> **指示**:
[1] 中流域の魚の文章に出てくる魚の名前をすべて挙げること。
[2] 中流域の魚の文章によれば、アユの養殖量は淡水魚の中で何位か。
[3] 中流域の魚の文章を、最後の一文の後から続けて書いてください。

::: 本文抜粋 :::

平野部を流れる川に住む魚たちは人間社会と密接な関係性をもって存在してきました。上流部に住む魚たちはその神秘性、狭い中での多様性や物語性で私を魅了していますが、中流域の淡水魚たちはなんと言ってもその身近さが大きな魅力だと感じています。

中流域の魚の種類

中流域の魚としては、大きくアユ、ウグイ、オイカワ等が挙げられるのではないでしょうか。いずれも人間の生活域を出ることなく、ふらっと訪れた川で見ることができる魚です。

アユ

アユは初夏の風物詩として日本の文化に大きな影響を及ぼしています。独特の香りと美味から広く親しまれて高級魚として扱われ、近年では養殖も盛んで、淡水魚としてはウナギに次いで第2位の養殖量を誇ります。
川にある石に擦ったような跡が多くあると、アユの存在を感じられ嬉しくなります。主として苔類を食べ、ナワバリ意識が強い特性からその釣り方にも独特の趣があり、その最たるものは友釣りと言えるでしょう。初夏の川にアユ釣りの長い竿が翻ると、夏の訪れを感じます。

::: 表示データ :::

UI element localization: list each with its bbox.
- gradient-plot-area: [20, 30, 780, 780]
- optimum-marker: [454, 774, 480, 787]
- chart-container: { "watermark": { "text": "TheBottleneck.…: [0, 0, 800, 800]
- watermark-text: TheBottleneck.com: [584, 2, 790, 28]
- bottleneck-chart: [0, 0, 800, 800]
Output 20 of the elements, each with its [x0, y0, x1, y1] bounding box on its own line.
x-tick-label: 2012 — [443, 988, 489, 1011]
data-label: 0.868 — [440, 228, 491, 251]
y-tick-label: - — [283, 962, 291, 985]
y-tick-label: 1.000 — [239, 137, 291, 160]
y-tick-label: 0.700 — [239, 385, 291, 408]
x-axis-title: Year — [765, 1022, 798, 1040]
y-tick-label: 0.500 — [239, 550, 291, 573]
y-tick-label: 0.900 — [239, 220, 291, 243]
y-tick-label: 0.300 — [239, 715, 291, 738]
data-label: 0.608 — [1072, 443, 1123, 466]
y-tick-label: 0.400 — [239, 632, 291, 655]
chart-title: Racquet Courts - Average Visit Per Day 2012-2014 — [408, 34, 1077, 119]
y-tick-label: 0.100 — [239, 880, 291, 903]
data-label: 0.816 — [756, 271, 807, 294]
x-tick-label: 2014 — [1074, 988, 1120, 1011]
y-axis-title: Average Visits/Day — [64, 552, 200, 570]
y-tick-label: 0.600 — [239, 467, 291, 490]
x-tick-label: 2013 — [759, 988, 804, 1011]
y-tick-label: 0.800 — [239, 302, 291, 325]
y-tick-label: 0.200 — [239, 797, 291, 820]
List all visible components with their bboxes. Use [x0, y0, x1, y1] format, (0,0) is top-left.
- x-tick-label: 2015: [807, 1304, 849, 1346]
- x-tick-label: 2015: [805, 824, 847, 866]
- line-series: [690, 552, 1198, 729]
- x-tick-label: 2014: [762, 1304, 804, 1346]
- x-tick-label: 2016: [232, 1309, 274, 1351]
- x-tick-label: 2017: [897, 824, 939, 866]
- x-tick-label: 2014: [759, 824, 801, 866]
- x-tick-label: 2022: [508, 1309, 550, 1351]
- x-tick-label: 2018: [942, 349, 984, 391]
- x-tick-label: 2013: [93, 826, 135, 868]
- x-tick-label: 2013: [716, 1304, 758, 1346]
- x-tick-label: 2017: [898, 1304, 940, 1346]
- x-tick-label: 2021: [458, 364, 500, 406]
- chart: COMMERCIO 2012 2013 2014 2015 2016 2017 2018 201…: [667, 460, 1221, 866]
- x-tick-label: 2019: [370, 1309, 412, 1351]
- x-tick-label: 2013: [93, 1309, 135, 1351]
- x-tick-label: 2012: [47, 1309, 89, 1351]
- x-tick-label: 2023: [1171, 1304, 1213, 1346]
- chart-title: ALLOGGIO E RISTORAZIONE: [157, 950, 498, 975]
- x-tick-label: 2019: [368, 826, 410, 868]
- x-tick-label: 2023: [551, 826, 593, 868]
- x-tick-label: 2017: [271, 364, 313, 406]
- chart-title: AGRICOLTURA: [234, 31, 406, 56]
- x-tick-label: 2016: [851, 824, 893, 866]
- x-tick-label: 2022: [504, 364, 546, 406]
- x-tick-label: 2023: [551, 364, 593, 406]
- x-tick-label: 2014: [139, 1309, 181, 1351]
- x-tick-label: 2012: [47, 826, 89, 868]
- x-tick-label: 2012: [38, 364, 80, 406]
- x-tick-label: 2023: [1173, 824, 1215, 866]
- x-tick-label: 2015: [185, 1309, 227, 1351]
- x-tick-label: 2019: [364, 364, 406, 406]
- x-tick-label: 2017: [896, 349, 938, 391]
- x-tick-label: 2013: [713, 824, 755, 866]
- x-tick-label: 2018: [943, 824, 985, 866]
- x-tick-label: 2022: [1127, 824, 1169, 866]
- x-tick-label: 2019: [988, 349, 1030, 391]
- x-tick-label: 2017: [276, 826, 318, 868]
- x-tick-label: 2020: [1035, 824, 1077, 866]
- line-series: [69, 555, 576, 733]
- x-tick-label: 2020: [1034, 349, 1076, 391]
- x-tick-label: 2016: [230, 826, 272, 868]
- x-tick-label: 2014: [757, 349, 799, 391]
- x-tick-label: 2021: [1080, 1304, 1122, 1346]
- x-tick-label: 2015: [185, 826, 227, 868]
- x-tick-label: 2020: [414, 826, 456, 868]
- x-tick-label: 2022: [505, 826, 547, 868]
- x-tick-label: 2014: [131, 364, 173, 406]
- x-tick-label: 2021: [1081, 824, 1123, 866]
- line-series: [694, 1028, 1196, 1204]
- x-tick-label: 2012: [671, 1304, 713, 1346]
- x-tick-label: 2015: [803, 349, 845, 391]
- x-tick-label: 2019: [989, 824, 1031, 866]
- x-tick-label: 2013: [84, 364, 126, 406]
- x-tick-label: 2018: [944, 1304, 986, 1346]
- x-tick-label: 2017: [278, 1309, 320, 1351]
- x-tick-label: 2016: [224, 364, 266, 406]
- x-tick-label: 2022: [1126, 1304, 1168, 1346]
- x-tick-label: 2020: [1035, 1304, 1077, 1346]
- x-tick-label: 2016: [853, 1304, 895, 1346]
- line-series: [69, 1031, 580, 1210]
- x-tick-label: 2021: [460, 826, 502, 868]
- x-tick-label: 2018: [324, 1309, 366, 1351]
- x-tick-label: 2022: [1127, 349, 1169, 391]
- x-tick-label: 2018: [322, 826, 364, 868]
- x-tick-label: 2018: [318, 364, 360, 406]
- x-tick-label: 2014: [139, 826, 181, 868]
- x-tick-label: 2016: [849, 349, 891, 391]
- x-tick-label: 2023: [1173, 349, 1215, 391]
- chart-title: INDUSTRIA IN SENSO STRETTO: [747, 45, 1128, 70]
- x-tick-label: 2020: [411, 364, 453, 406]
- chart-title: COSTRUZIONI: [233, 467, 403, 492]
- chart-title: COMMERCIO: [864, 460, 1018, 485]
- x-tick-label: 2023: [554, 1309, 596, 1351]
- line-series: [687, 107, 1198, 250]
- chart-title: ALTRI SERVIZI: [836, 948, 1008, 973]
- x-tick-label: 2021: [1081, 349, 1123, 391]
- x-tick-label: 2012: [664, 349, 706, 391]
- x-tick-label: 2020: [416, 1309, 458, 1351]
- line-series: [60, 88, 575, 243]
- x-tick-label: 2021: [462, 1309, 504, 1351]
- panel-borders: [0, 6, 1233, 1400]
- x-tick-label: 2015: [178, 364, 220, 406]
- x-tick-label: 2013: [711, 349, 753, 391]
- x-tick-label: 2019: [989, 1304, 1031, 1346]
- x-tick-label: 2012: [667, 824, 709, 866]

:::

> **各問の解答**:
[1] アユ、ウグイ、オイカワ、ウナギ

[2] ウナギに次いで第2位。

[3]
ウグイ

ウグイは酸性水に強く、かつては日本全国で最も身近に見られた魚でした。体長30cmから50cmに達する比較的大きい魚であり、春から夏にかけては泥臭いものの、冬は臭みが消え脂が乗ることから「寒バヤ」と言われタンパク源の乏しい冬季の貴重な生鮮食料として親しまれていました。釣りキチ三平にも冬季のウグイ捕りの漁法が取り上げられたことがあります。
割と何でも食べることから釣りにおける外道として扱われることも多いですが、逆にこの魚から釣りを始めた人も多いはず。私も一番最初に釣り上げた魚は小さなウグイで、持って帰って自宅の水槽で飼っていた思い出があります。

オイカワ

オイカワは環境の変化に極めて強い魚で、河川改修により着々とその分布を広げています。アユ等の放流に混じって全国に広がった彼らは産卵期になると非常に美しい青と赤の婚姻色に変わります。
タンパク源としてのオイカワは、唐揚げや甘露煮等での食用が一般的ですが、一部の地域では発酵させお寿司として食べられることもあるようです。
これまた雑食性であり何でも食べることから初めての釣りに適します。夕暮れになると水面を飛び跳ねるオイカワが美しく、釣りをしながらそろそろ帰らなきゃなぁと思ったことを思い出します。
近年ではルアーフィッシングに適するらしいですが、私はこのオイカワで毛針釣りを学んだ覚えがあります。

まとめ:「生活に密着する」という魅力

中流域の魚たちは、人間の生活圏から出ることなく触れ合うことができ、古くから親しまれると共に、我々の体験や思い出に深く結びついています。
人間の領域に近い彼らは、上流域の魚以上に我々の生活の変化による影響を受け、その分布や生活、交雑の変化を起こしています。私は環境保護論者ではありませんが、古来からの人と魚、川の関わり方が常に変化していることを最も意識させてくれる存在が、この中流域の魚なのかもしれません。